* _SHORT EXERCISE_
Any pictures in the records below should be skipped; write out everything else exactly.
## START
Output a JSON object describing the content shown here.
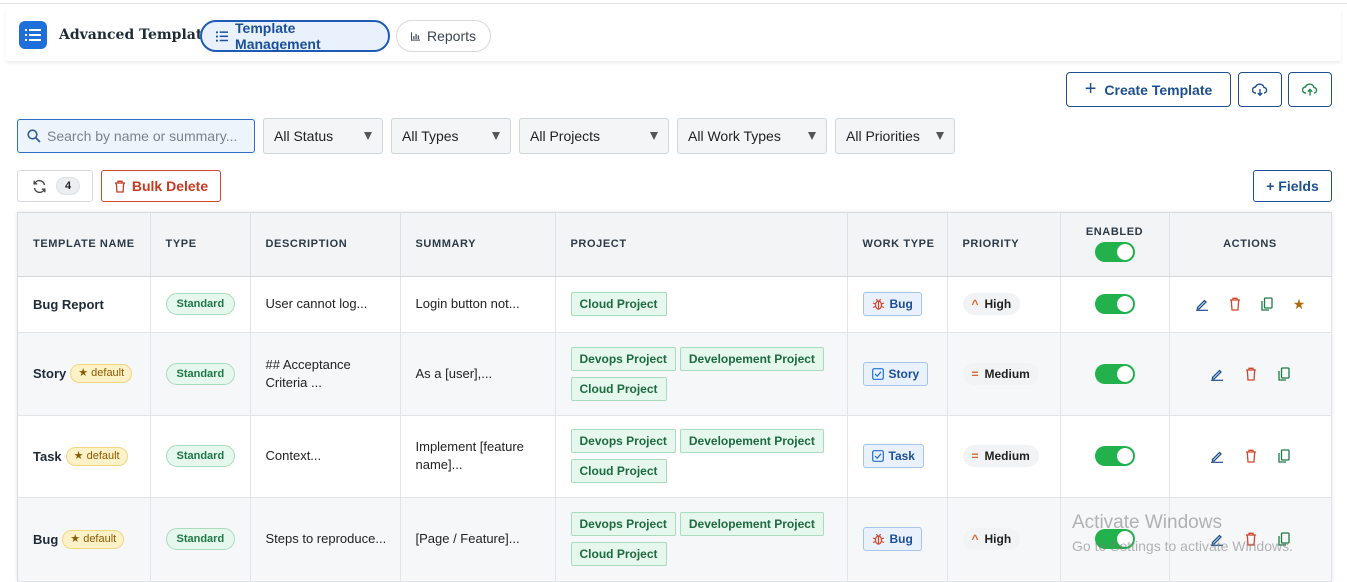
{
  "app": {
    "title": "Advanced Template"
  },
  "nav": {
    "tabs": [
      {
        "label": "Template Management",
        "active": true
      },
      {
        "label": "Reports",
        "active": false
      }
    ]
  },
  "toolbar": {
    "create_label": "Create Template",
    "bulk_delete_label": "Bulk Delete",
    "fields_label": "+ Fields",
    "count": "4"
  },
  "search": {
    "placeholder": "Search by name or summary..."
  },
  "filters": [
    "All Status",
    "All Types",
    "All Projects",
    "All Work Types",
    "All Priorities"
  ],
  "table": {
    "columns": [
      "TEMPLATE NAME",
      "TYPE",
      "DESCRIPTION",
      "SUMMARY",
      "PROJECT",
      "WORK TYPE",
      "PRIORITY",
      "ENABLED",
      "ACTIONS"
    ],
    "rows": [
      {
        "name": "Bug Report",
        "default": "",
        "type": "Standard",
        "description": "User cannot log...",
        "summary": "Login button not...",
        "projects": [
          "Cloud Project"
        ],
        "work_type": "Bug",
        "work_type_icon": "bug-icon",
        "priority": "High",
        "priority_icon": "chevron-up-icon",
        "enabled": true
      },
      {
        "name": "Story",
        "default": "★ default",
        "type": "Standard",
        "description": "## Acceptance Criteria ...",
        "summary": "As a [user],...",
        "projects": [
          "Devops Project",
          "Developement Project",
          "Cloud Project"
        ],
        "work_type": "Story",
        "work_type_icon": "checkbox-icon",
        "priority": "Medium",
        "priority_icon": "equals-icon",
        "enabled": true
      },
      {
        "name": "Task",
        "default": "★ default",
        "type": "Standard",
        "description": "Context...",
        "summary": "Implement [feature name]...",
        "projects": [
          "Devops Project",
          "Developement Project",
          "Cloud Project"
        ],
        "work_type": "Task",
        "work_type_icon": "checkbox-icon",
        "priority": "Medium",
        "priority_icon": "equals-icon",
        "enabled": true
      },
      {
        "name": "Bug",
        "default": "★ default",
        "type": "Standard",
        "description": "Steps to reproduce...",
        "summary": "[Page / Feature]...",
        "projects": [
          "Devops Project",
          "Developement Project",
          "Cloud Project"
        ],
        "work_type": "Bug",
        "work_type_icon": "bug-icon",
        "priority": "High",
        "priority_icon": "chevron-up-icon",
        "enabled": true
      }
    ]
  },
  "watermark": {
    "line1": "Activate Windows",
    "line2": "Go to Settings to activate Windows."
  },
  "colors": {
    "primary": "#1e4f8f",
    "accent": "#1e6fd9",
    "danger": "#c73a22",
    "success": "#22b14c"
  }
}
## END
* _RESULT FOR THIS EXERCISE_
Output a JSON object describing the content shown here.
{
  "app": {
    "title": "Advanced Template"
  },
  "nav": {
    "tabs": [
      {
        "label": "Template Management",
        "active": true
      },
      {
        "label": "Reports",
        "active": false
      }
    ]
  },
  "toolbar": {
    "create_label": "Create Template",
    "bulk_delete_label": "Bulk Delete",
    "fields_label": "+ Fields",
    "count": "4"
  },
  "search": {
    "placeholder": "Search by name or summary..."
  },
  "filters": [
    "All Status",
    "All Types",
    "All Projects",
    "All Work Types",
    "All Priorities"
  ],
  "table": {
    "columns": [
      "TEMPLATE NAME",
      "TYPE",
      "DESCRIPTION",
      "SUMMARY",
      "PROJECT",
      "WORK TYPE",
      "PRIORITY",
      "ENABLED",
      "ACTIONS"
    ],
    "rows": [
      {
        "name": "Bug Report",
        "default": "",
        "type": "Standard",
        "description": "User cannot log...",
        "summary": "Login button not...",
        "projects": [
          "Cloud Project"
        ],
        "work_type": "Bug",
        "work_type_icon": "bug-icon",
        "priority": "High",
        "priority_icon": "chevron-up-icon",
        "enabled": true
      },
      {
        "name": "Story",
        "default": "★ default",
        "type": "Standard",
        "description": "## Acceptance Criteria ...",
        "summary": "As a [user],...",
        "projects": [
          "Devops Project",
          "Developement Project",
          "Cloud Project"
        ],
        "work_type": "Story",
        "work_type_icon": "checkbox-icon",
        "priority": "Medium",
        "priority_icon": "equals-icon",
        "enabled": true
      },
      {
        "name": "Task",
        "default": "★ default",
        "type": "Standard",
        "description": "Context...",
        "summary": "Implement [feature name]...",
        "projects": [
          "Devops Project",
          "Developement Project",
          "Cloud Project"
        ],
        "work_type": "Task",
        "work_type_icon": "checkbox-icon",
        "priority": "Medium",
        "priority_icon": "equals-icon",
        "enabled": true
      },
      {
        "name": "Bug",
        "default": "★ default",
        "type": "Standard",
        "description": "Steps to reproduce...",
        "summary": "[Page / Feature]...",
        "projects": [
          "Devops Project",
          "Developement Project",
          "Cloud Project"
        ],
        "work_type": "Bug",
        "work_type_icon": "bug-icon",
        "priority": "High",
        "priority_icon": "chevron-up-icon",
        "enabled": true
      }
    ]
  },
  "watermark": {
    "line1": "Activate Windows",
    "line2": "Go to Settings to activate Windows."
  },
  "colors": {
    "primary": "#1e4f8f",
    "accent": "#1e6fd9",
    "danger": "#c73a22",
    "success": "#22b14c"
  }
}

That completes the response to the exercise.